::: RECORDS FOR PROCESSING
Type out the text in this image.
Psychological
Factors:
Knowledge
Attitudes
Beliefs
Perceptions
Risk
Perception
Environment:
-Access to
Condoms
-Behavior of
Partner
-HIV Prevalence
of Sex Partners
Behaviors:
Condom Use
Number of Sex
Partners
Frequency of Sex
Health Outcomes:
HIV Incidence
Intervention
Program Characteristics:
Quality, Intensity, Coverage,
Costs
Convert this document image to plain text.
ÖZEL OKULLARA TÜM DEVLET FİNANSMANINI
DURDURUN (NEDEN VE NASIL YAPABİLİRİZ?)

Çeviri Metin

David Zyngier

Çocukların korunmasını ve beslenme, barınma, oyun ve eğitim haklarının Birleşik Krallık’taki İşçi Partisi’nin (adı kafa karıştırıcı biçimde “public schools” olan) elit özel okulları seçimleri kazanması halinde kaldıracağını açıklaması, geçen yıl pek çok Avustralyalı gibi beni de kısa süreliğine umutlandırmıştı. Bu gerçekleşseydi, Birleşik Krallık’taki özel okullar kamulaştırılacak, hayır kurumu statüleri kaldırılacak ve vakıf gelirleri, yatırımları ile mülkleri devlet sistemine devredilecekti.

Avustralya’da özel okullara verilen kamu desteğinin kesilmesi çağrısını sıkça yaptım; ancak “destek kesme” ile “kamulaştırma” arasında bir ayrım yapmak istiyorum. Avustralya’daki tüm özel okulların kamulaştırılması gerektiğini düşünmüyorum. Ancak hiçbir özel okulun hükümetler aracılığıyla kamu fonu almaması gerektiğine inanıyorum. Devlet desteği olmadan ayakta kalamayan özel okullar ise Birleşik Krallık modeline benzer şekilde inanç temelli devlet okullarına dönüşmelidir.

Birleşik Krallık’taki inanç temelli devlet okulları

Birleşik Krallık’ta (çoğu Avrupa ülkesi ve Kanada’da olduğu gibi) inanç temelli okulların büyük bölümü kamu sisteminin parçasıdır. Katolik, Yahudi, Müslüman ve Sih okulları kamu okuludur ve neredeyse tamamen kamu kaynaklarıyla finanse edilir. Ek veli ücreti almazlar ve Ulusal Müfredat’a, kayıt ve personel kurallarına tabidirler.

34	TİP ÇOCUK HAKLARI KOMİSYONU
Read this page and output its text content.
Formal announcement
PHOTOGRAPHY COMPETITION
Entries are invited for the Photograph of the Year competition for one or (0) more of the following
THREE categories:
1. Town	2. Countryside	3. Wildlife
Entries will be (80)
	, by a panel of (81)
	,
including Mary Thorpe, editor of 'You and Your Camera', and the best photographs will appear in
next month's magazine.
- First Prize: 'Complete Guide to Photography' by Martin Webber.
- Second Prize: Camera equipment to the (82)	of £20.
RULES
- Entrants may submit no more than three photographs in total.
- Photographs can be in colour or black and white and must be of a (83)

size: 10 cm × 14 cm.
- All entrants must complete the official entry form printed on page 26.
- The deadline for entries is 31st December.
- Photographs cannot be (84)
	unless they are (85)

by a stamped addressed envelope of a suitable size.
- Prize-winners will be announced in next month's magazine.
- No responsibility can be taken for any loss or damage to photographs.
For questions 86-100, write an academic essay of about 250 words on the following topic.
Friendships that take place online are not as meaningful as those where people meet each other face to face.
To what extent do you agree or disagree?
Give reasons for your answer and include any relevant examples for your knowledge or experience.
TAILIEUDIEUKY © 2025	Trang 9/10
::::::
* WHAT YOU ARE ASKED TO DO: Print every record above exactly as written.

* RESULT FOR THIS TASK:
Type out the text in this image.
Psychological
Factors:
Knowledge
Attitudes
Beliefs
Perceptions
Risk
Perception
Environment:
-Access to
Condoms
-Behavior of
Partner
-HIV Prevalence
of Sex Partners
Behaviors:
Condom Use
Number of Sex
Partners
Frequency of Sex
Health Outcomes:
HIV Incidence
Intervention
Program Characteristics:
Quality, Intensity, Coverage,
Costs
Convert this document image to plain text.
ÖZEL OKULLARA TÜM DEVLET FİNANSMANINI
DURDURUN (NEDEN VE NASIL YAPABİLİRİZ?)

Çeviri Metin

David Zyngier

Çocukların korunmasını ve beslenme, barınma, oyun ve eğitim haklarının Birleşik Krallık’taki İşçi Partisi’nin (adı kafa karıştırıcı biçimde “public schools” olan) elit özel okulları seçimleri kazanması halinde kaldıracağını açıklaması, geçen yıl pek çok Avustralyalı gibi beni de kısa süreliğine umutlandırmıştı. Bu gerçekleşseydi, Birleşik Krallık’taki özel okullar kamulaştırılacak, hayır kurumu statüleri kaldırılacak ve vakıf gelirleri, yatırımları ile mülkleri devlet sistemine devredilecekti.

Avustralya’da özel okullara verilen kamu desteğinin kesilmesi çağrısını sıkça yaptım; ancak “destek kesme” ile “kamulaştırma” arasında bir ayrım yapmak istiyorum. Avustralya’daki tüm özel okulların kamulaştırılması gerektiğini düşünmüyorum. Ancak hiçbir özel okulun hükümetler aracılığıyla kamu fonu almaması gerektiğine inanıyorum. Devlet desteği olmadan ayakta kalamayan özel okullar ise Birleşik Krallık modeline benzer şekilde inanç temelli devlet okullarına dönüşmelidir.

Birleşik Krallık’taki inanç temelli devlet okulları

Birleşik Krallık’ta (çoğu Avrupa ülkesi ve Kanada’da olduğu gibi) inanç temelli okulların büyük bölümü kamu sisteminin parçasıdır. Katolik, Yahudi, Müslüman ve Sih okulları kamu okuludur ve neredeyse tamamen kamu kaynaklarıyla finanse edilir. Ek veli ücreti almazlar ve Ulusal Müfredat’a, kayıt ve personel kurallarına tabidirler.

34	TİP ÇOCUK HAKLARI KOMİSYONU
Read this page and output its text content.
Formal announcement
PHOTOGRAPHY COMPETITION
Entries are invited for the Photograph of the Year competition for one or (0) more of the following
THREE categories:
1. Town	2. Countryside	3. Wildlife
Entries will be (80)
	, by a panel of (81)
	,
including Mary Thorpe, editor of 'You and Your Camera', and the best photographs will appear in
next month's magazine.
- First Prize: 'Complete Guide to Photography' by Martin Webber.
- Second Prize: Camera equipment to the (82)	of £20.
RULES
- Entrants may submit no more than three photographs in total.
- Photographs can be in colour or black and white and must be of a (83)

size: 10 cm × 14 cm.
- All entrants must complete the official entry form printed on page 26.
- The deadline for entries is 31st December.
- Photographs cannot be (84)
	unless they are (85)

by a stamped addressed envelope of a suitable size.
- Prize-winners will be announced in next month's magazine.
- No responsibility can be taken for any loss or damage to photographs.
For questions 86-100, write an academic essay of about 250 words on the following topic.
Friendships that take place online are not as meaningful as those where people meet each other face to face.
To what extent do you agree or disagree?
Give reasons for your answer and include any relevant examples for your knowledge or experience.
TAILIEUDIEUKY © 2025	Trang 9/10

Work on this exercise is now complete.